■ **Task objective**: Copy out only the lines running from the one that contains "Convert this document image to plain text." through the end of the listing. Pictures stay out.

* * * *

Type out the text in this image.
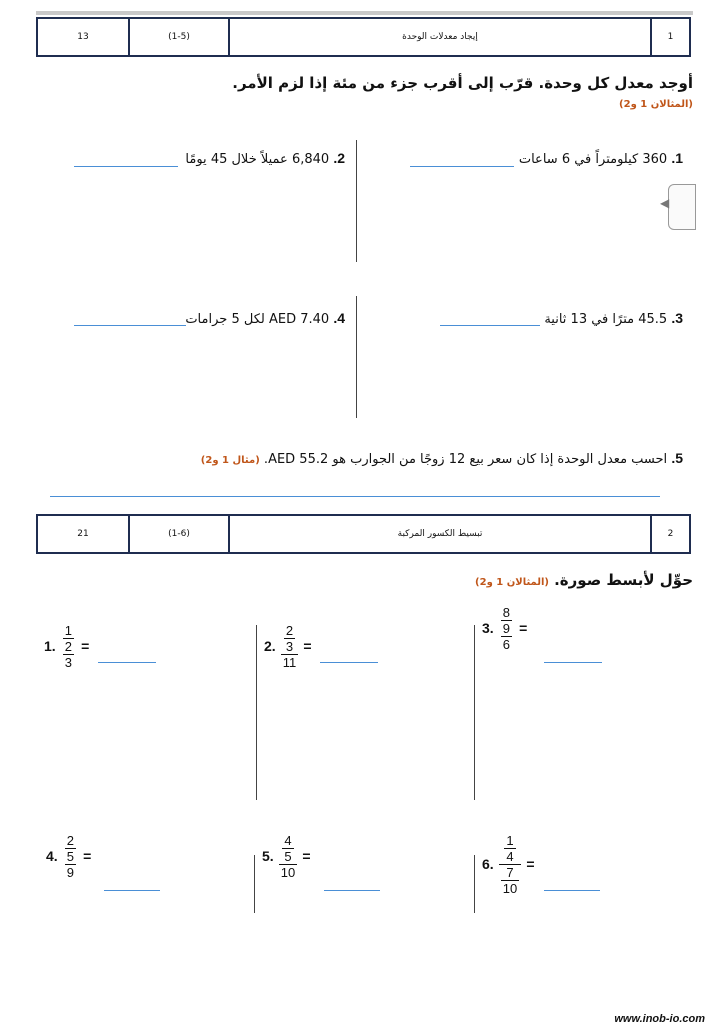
13	(1-5)	إيجاد معدلات الوحدة	1
أوجد معدل كل وحدة. قرّب إلى أقرب جزء من مئة إذا لزم الأمر.
(المثالان 1 و2)
◀
1. 360 كيلومتراً في 6 ساعات
2. 6,840 عميلاً خلال 45 يومًا
3. 45.5 مترًا في 13 ثانية
4. AED 7.40 لكل 5 جرامات
5. احسب معدل الوحدة إذا كان سعر بيع 12 زوجًا من الجوارب هو AED 55.2. (مثال 1 و2)
21	(1-6)	تبسيط الكسور المركبة	2
حوِّل لأبسط صورة. (المثالان 1 و2)
1. $\frac{\frac{1}{2}}{3}$ =	2. $\frac{\frac{2}{3}}{11}$ =
3. $\frac{\frac{8}{9}}{6}$ =
4. $\frac{\frac{2}{5}}{9}$ =	5. $\frac{\frac{4}{5}}{10}$ =	6. $\frac{\frac{1}{4}}{\frac{7}{10}}$ =
www.inob-io.com
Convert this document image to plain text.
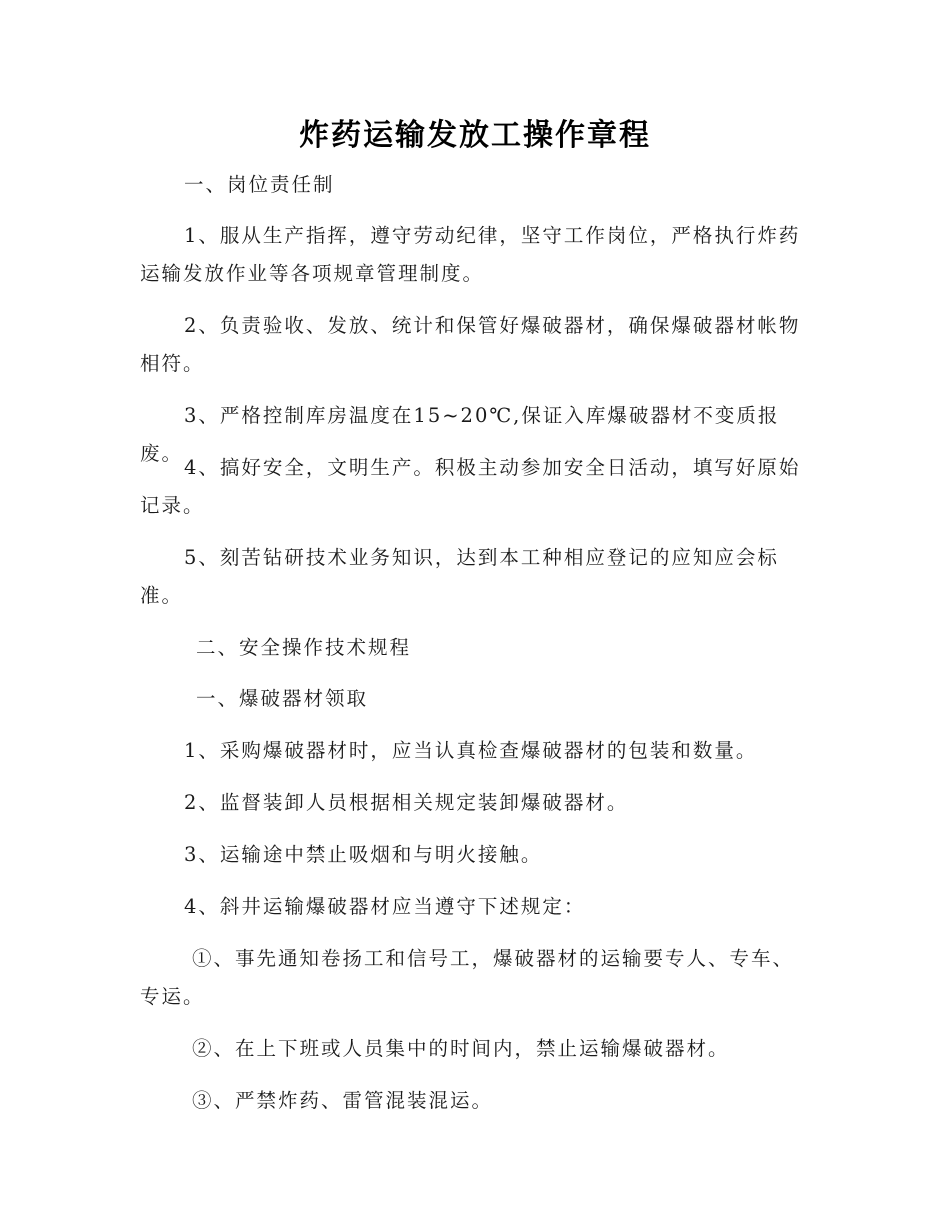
炸药运输发放工操作章程
一、岗位责任制
1、服从生产指挥，遵守劳动纪律，坚守工作岗位，严格执行炸药运输发放作业等各项规章管理制度。
2、负责验收、发放、统计和保管好爆破器材，确保爆破器材帐物相符。
3、严格控制库房温度在15~20℃,保证入库爆破器材不变质报废。
4、搞好安全，文明生产。积极主动参加安全日活动，填写好原始记录。
5、刻苦钻研技术业务知识，达到本工种相应登记的应知应会标准。
二、安全操作技术规程
一、爆破器材领取
1、采购爆破器材时，应当认真检查爆破器材的包装和数量。
2、监督装卸人员根据相关规定装卸爆破器材。
3、运输途中禁止吸烟和与明火接触。
4、斜井运输爆破器材应当遵守下述规定：
①、事先通知卷扬工和信号工，爆破器材的运输要专人、专车、专运。
②、在上下班或人员集中的时间内，禁止运输爆破器材。
③、严禁炸药、雷管混装混运。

* * * *

■ **Solution to this task**:
Convert this document image to plain text.
炸药运输发放工操作章程
一、岗位责任制
1、服从生产指挥，遵守劳动纪律，坚守工作岗位，严格执行炸药运输发放作业等各项规章管理制度。
2、负责验收、发放、统计和保管好爆破器材，确保爆破器材帐物相符。
3、严格控制库房温度在15~20℃,保证入库爆破器材不变质报废。
4、搞好安全，文明生产。积极主动参加安全日活动，填写好原始记录。
5、刻苦钻研技术业务知识，达到本工种相应登记的应知应会标准。
二、安全操作技术规程
一、爆破器材领取
1、采购爆破器材时，应当认真检查爆破器材的包装和数量。
2、监督装卸人员根据相关规定装卸爆破器材。
3、运输途中禁止吸烟和与明火接触。
4、斜井运输爆破器材应当遵守下述规定：
①、事先通知卷扬工和信号工，爆破器材的运输要专人、专车、专运。
②、在上下班或人员集中的时间内，禁止运输爆破器材。
③、严禁炸药、雷管混装混运。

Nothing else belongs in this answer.